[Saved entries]
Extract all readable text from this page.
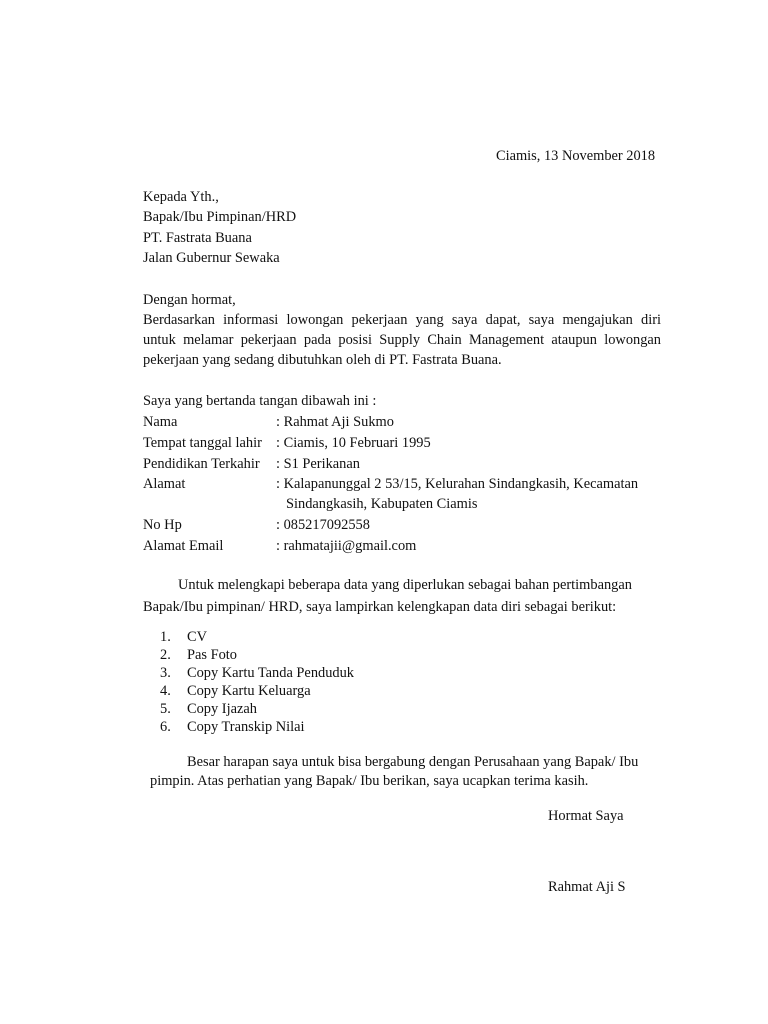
Ciamis, 13 November 2018
Kepada Yth.,
Bapak/Ibu Pimpinan/HRD
PT. Fastrata Buana
Jalan Gubernur Sewaka
Dengan hormat,
Berdasarkan informasi lowongan pekerjaan yang saya dapat, saya mengajukan diri
untuk melamar pekerjaan pada posisi Supply Chain Management ataupun lowongan
pekerjaan yang sedang dibutuhkan oleh di PT. Fastrata Buana.
Saya yang bertanda tangan dibawah ini :
Nama	: Rahmat Aji Sukmo
Tempat tanggal lahir : Ciamis, 10 Februari 1995
Pendidikan Terkahir : S1 Perikanan
Alamat	: Kalapanunggal 2 53/15, Kelurahan Sindangkasih, Kecamatan
Sindangkasih, Kabupaten Ciamis
No Hp	: 085217092558
Alamat Email	: rahmatajii@gmail.com
Untuk melengkapi beberapa data yang diperlukan sebagai bahan pertimbangan
Bapak/Ibu pimpinan/ HRD, saya lampirkan kelengkapan data diri sebagai berikut:
1. CV
2. Pas Foto
3. Copy Kartu Tanda Penduduk
4. Copy Kartu Keluarga
5. Copy Ijazah
6. Copy Transkip Nilai
Besar harapan saya untuk bisa bergabung dengan Perusahaan yang Bapak/ Ibu
pimpin. Atas perhatian yang Bapak/ Ibu berikan, saya ucapkan terima kasih.
Hormat Saya
Rahmat Aji S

Your task: Repeat all of the data above word for word, minus the pictures.

Task solution:
Extract all readable text from this page.
Ciamis, 13 November 2018
Kepada Yth.,
Bapak/Ibu Pimpinan/HRD
PT. Fastrata Buana
Jalan Gubernur Sewaka
Dengan hormat,
Berdasarkan informasi lowongan pekerjaan yang saya dapat, saya mengajukan diri
untuk melamar pekerjaan pada posisi Supply Chain Management ataupun lowongan
pekerjaan yang sedang dibutuhkan oleh di PT. Fastrata Buana.
Saya yang bertanda tangan dibawah ini :
Nama	: Rahmat Aji Sukmo
Tempat tanggal lahir : Ciamis, 10 Februari 1995
Pendidikan Terkahir : S1 Perikanan
Alamat	: Kalapanunggal 2 53/15, Kelurahan Sindangkasih, Kecamatan
Sindangkasih, Kabupaten Ciamis
No Hp	: 085217092558
Alamat Email	: rahmatajii@gmail.com
Untuk melengkapi beberapa data yang diperlukan sebagai bahan pertimbangan
Bapak/Ibu pimpinan/ HRD, saya lampirkan kelengkapan data diri sebagai berikut:
1. CV
2. Pas Foto
3. Copy Kartu Tanda Penduduk
4. Copy Kartu Keluarga
5. Copy Ijazah
6. Copy Transkip Nilai
Besar harapan saya untuk bisa bergabung dengan Perusahaan yang Bapak/ Ibu
pimpin. Atas perhatian yang Bapak/ Ibu berikan, saya ucapkan terima kasih.
Hormat Saya
Rahmat Aji S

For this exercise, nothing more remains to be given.